- Supplied data
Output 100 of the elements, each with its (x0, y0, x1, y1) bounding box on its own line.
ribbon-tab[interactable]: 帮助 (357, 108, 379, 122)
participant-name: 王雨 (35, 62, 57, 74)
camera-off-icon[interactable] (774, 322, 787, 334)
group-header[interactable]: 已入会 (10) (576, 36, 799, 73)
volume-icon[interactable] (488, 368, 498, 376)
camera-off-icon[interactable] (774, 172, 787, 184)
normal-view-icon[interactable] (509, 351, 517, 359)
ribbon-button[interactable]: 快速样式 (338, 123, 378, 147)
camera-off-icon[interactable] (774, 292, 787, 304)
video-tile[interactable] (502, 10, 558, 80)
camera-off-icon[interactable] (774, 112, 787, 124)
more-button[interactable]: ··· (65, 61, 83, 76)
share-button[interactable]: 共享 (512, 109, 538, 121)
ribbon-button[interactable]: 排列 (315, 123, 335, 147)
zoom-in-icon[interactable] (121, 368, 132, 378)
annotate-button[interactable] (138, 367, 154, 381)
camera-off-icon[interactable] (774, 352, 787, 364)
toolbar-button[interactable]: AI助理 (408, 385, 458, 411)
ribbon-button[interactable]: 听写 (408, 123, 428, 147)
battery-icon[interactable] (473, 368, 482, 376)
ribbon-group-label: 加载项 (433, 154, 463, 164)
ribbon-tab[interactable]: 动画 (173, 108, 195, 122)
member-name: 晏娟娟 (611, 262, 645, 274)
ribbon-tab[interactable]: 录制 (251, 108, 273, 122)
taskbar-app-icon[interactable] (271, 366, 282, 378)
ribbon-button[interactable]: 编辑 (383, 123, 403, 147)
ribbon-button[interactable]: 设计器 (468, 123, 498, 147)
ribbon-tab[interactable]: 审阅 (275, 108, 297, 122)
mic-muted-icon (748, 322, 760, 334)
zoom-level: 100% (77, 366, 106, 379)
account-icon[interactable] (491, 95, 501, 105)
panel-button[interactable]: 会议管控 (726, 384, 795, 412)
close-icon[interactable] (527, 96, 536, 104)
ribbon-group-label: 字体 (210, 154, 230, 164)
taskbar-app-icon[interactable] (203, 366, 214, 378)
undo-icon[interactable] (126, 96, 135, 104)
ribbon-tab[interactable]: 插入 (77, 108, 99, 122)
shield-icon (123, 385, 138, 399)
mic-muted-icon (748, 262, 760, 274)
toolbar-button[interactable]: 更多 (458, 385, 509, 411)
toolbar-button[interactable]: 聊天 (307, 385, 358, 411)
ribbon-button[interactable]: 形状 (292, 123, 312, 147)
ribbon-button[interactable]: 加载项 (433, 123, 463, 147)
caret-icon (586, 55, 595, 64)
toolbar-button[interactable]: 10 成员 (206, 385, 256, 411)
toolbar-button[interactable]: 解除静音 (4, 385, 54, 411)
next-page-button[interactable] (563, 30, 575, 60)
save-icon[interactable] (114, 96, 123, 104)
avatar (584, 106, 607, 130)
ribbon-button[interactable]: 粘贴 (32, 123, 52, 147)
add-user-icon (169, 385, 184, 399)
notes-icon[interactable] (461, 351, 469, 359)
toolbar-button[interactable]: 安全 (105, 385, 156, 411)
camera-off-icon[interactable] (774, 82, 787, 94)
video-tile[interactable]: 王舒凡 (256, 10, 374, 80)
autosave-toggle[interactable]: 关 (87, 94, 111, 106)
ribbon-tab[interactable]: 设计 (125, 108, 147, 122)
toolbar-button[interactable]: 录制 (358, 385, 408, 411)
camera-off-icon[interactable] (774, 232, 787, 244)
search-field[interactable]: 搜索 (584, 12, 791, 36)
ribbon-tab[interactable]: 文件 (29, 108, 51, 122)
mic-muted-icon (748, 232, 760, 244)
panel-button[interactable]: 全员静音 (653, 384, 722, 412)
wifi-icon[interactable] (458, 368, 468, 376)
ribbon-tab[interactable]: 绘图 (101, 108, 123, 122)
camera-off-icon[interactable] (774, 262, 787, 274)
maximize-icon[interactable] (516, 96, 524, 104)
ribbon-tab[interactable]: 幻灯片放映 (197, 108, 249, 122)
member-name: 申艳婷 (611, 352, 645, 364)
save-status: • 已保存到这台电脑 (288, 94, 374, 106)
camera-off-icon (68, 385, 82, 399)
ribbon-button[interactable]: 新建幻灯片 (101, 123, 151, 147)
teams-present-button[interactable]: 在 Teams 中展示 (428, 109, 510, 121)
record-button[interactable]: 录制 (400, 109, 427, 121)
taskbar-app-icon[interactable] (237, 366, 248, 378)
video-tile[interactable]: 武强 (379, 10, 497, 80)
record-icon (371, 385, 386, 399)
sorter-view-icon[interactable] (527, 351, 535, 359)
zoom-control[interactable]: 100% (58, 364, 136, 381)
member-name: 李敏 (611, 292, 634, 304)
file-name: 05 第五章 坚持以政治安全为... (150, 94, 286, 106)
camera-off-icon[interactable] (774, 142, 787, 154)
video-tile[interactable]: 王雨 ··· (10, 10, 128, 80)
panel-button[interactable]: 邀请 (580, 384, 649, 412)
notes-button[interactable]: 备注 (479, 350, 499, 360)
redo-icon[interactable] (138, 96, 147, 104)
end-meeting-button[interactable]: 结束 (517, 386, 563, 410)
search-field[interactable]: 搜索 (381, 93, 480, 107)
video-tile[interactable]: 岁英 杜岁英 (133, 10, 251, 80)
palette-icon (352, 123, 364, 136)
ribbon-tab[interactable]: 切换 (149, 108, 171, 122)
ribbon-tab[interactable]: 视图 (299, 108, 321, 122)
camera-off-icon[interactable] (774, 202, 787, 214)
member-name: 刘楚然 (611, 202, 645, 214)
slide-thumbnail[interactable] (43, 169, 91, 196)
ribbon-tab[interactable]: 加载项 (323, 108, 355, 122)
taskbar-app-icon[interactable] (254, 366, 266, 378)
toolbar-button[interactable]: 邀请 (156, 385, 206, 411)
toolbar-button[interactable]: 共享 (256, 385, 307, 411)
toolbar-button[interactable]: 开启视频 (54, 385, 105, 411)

- Stated task
Reproduce every line above verbatim, keeping each character and the original order.

- Solution to this exercise
Output 100 of the elements, each with its (x0, y0, x1, y1) bounding box on its own line.
ribbon-tab[interactable]: 帮助 (357, 108, 379, 122)
participant-name: 王雨 (35, 62, 57, 74)
camera-off-icon[interactable] (774, 322, 787, 334)
group-header[interactable]: 已入会 (10) (576, 36, 799, 73)
volume-icon[interactable] (488, 368, 498, 376)
camera-off-icon[interactable] (774, 172, 787, 184)
normal-view-icon[interactable] (509, 351, 517, 359)
ribbon-button[interactable]: 快速样式 (338, 123, 378, 147)
camera-off-icon[interactable] (774, 292, 787, 304)
video-tile[interactable] (502, 10, 558, 80)
camera-off-icon[interactable] (774, 112, 787, 124)
more-button[interactable]: ··· (65, 61, 83, 76)
share-button[interactable]: 共享 (512, 109, 538, 121)
ribbon-button[interactable]: 排列 (315, 123, 335, 147)
zoom-in-icon[interactable] (121, 368, 132, 378)
annotate-button[interactable] (138, 367, 154, 381)
camera-off-icon[interactable] (774, 352, 787, 364)
toolbar-button[interactable]: AI助理 (408, 385, 458, 411)
ribbon-button[interactable]: 听写 (408, 123, 428, 147)
battery-icon[interactable] (473, 368, 482, 376)
ribbon-group-label: 加载项 (433, 154, 463, 164)
ribbon-tab[interactable]: 动画 (173, 108, 195, 122)
member-name: 晏娟娟 (611, 262, 645, 274)
ribbon-tab[interactable]: 录制 (251, 108, 273, 122)
taskbar-app-icon[interactable] (271, 366, 282, 378)
ribbon-button[interactable]: 编辑 (383, 123, 403, 147)
ribbon-button[interactable]: 设计器 (468, 123, 498, 147)
ribbon-tab[interactable]: 审阅 (275, 108, 297, 122)
mic-muted-icon (748, 322, 760, 334)
zoom-level: 100% (77, 366, 106, 379)
account-icon[interactable] (491, 95, 501, 105)
panel-button[interactable]: 会议管控 (726, 384, 795, 412)
close-icon[interactable] (527, 96, 536, 104)
ribbon-group-label: 字体 (210, 154, 230, 164)
taskbar-app-icon[interactable] (203, 366, 214, 378)
undo-icon[interactable] (126, 96, 135, 104)
ribbon-tab[interactable]: 插入 (77, 108, 99, 122)
shield-icon (123, 385, 138, 399)
mic-muted-icon (748, 262, 760, 274)
toolbar-button[interactable]: 更多 (458, 385, 509, 411)
toolbar-button[interactable]: 聊天 (307, 385, 358, 411)
ribbon-button[interactable]: 形状 (292, 123, 312, 147)
ribbon-button[interactable]: 加载项 (433, 123, 463, 147)
caret-icon (586, 55, 595, 64)
toolbar-button[interactable]: 10 成员 (206, 385, 256, 411)
toolbar-button[interactable]: 解除静音 (4, 385, 54, 411)
next-page-button[interactable] (563, 30, 575, 60)
save-icon[interactable] (114, 96, 123, 104)
avatar (584, 106, 607, 130)
ribbon-button[interactable]: 粘贴 (32, 123, 52, 147)
add-user-icon (169, 385, 184, 399)
notes-icon[interactable] (461, 351, 469, 359)
toolbar-button[interactable]: 安全 (105, 385, 156, 411)
camera-off-icon[interactable] (774, 82, 787, 94)
video-tile[interactable]: 王舒凡 (256, 10, 374, 80)
autosave-toggle[interactable]: 关 (87, 94, 111, 106)
ribbon-tab[interactable]: 设计 (125, 108, 147, 122)
toolbar-button[interactable]: 录制 (358, 385, 408, 411)
camera-off-icon[interactable] (774, 232, 787, 244)
search-field[interactable]: 搜索 (584, 12, 791, 36)
ribbon-tab[interactable]: 文件 (29, 108, 51, 122)
mic-muted-icon (748, 232, 760, 244)
panel-button[interactable]: 全员静音 (653, 384, 722, 412)
wifi-icon[interactable] (458, 368, 468, 376)
ribbon-tab[interactable]: 绘图 (101, 108, 123, 122)
camera-off-icon[interactable] (774, 262, 787, 274)
maximize-icon[interactable] (516, 96, 524, 104)
ribbon-tab[interactable]: 幻灯片放映 (197, 108, 249, 122)
member-name: 申艳婷 (611, 352, 645, 364)
save-status: • 已保存到这台电脑 (288, 94, 374, 106)
camera-off-icon (68, 385, 82, 399)
ribbon-button[interactable]: 新建幻灯片 (101, 123, 151, 147)
teams-present-button[interactable]: 在 Teams 中展示 (428, 109, 510, 121)
record-button[interactable]: 录制 (400, 109, 427, 121)
taskbar-app-icon[interactable] (237, 366, 248, 378)
video-tile[interactable]: 武强 (379, 10, 497, 80)
record-icon (371, 385, 386, 399)
sorter-view-icon[interactable] (527, 351, 535, 359)
zoom-control[interactable]: 100% (58, 364, 136, 381)
member-name: 李敏 (611, 292, 634, 304)
file-name: 05 第五章 坚持以政治安全为... (150, 94, 286, 106)
camera-off-icon[interactable] (774, 142, 787, 154)
video-tile[interactable]: 王雨 ··· (10, 10, 128, 80)
panel-button[interactable]: 邀请 (580, 384, 649, 412)
notes-button[interactable]: 备注 (479, 350, 499, 360)
redo-icon[interactable] (138, 96, 147, 104)
end-meeting-button[interactable]: 结束 (517, 386, 563, 410)
search-field[interactable]: 搜索 (381, 93, 480, 107)
video-tile[interactable]: 岁英 杜岁英 (133, 10, 251, 80)
palette-icon (352, 123, 364, 136)
ribbon-tab[interactable]: 切换 (149, 108, 171, 122)
ribbon-tab[interactable]: 视图 (299, 108, 321, 122)
camera-off-icon[interactable] (774, 202, 787, 214)
member-name: 刘楚然 (611, 202, 645, 214)
slide-thumbnail[interactable] (43, 169, 91, 196)
ribbon-tab[interactable]: 加载项 (323, 108, 355, 122)
taskbar-app-icon[interactable] (254, 366, 266, 378)
toolbar-button[interactable]: 邀请 (156, 385, 206, 411)
toolbar-button[interactable]: 共享 (256, 385, 307, 411)
toolbar-button[interactable]: 开启视频 (54, 385, 105, 411)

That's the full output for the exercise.